Required task
Write the records out again, precisely as they stand.

Records for the task
—————

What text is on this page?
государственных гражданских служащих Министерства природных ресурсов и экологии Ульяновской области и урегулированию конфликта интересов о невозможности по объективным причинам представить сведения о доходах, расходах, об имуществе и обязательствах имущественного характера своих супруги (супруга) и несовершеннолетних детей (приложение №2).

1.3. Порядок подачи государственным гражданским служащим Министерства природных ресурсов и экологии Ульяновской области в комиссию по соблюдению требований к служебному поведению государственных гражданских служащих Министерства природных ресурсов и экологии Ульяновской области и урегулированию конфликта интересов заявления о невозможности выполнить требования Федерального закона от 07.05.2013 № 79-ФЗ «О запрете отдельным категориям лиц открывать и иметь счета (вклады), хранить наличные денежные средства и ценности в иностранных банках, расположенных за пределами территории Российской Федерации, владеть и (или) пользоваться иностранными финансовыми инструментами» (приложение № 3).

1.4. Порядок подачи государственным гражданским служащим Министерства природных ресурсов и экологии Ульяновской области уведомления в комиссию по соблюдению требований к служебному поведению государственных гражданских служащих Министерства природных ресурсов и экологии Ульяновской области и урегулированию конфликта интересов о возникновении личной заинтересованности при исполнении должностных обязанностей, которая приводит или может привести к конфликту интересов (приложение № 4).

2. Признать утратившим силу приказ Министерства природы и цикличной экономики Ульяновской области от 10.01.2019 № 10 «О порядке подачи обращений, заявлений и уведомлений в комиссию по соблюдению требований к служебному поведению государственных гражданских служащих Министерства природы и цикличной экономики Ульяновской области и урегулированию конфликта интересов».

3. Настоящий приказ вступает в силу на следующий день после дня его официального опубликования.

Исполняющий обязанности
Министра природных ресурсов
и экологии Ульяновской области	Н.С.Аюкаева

—————

Solution below
What text is on this page?
государственных гражданских служащих Министерства природных ресурсов и экологии Ульяновской области и урегулированию конфликта интересов о невозможности по объективным причинам представить сведения о доходах, расходах, об имуществе и обязательствах имущественного характера своих супруги (супруга) и несовершеннолетних детей (приложение №2).

1.3. Порядок подачи государственным гражданским служащим Министерства природных ресурсов и экологии Ульяновской области в комиссию по соблюдению требований к служебному поведению государственных гражданских служащих Министерства природных ресурсов и экологии Ульяновской области и урегулированию конфликта интересов заявления о невозможности выполнить требования Федерального закона от 07.05.2013 № 79-ФЗ «О запрете отдельным категориям лиц открывать и иметь счета (вклады), хранить наличные денежные средства и ценности в иностранных банках, расположенных за пределами территории Российской Федерации, владеть и (или) пользоваться иностранными финансовыми инструментами» (приложение № 3).

1.4. Порядок подачи государственным гражданским служащим Министерства природных ресурсов и экологии Ульяновской области уведомления в комиссию по соблюдению требований к служебному поведению государственных гражданских служащих Министерства природных ресурсов и экологии Ульяновской области и урегулированию конфликта интересов о возникновении личной заинтересованности при исполнении должностных обязанностей, которая приводит или может привести к конфликту интересов (приложение № 4).

2. Признать утратившим силу приказ Министерства природы и цикличной экономики Ульяновской области от 10.01.2019 № 10 «О порядке подачи обращений, заявлений и уведомлений в комиссию по соблюдению требований к служебному поведению государственных гражданских служащих Министерства природы и цикличной экономики Ульяновской области и урегулированию конфликта интересов».

3. Настоящий приказ вступает в силу на следующий день после дня его официального опубликования.

Исполняющий обязанности
Министра природных ресурсов
и экологии Ульяновской области	Н.С.Аюкаева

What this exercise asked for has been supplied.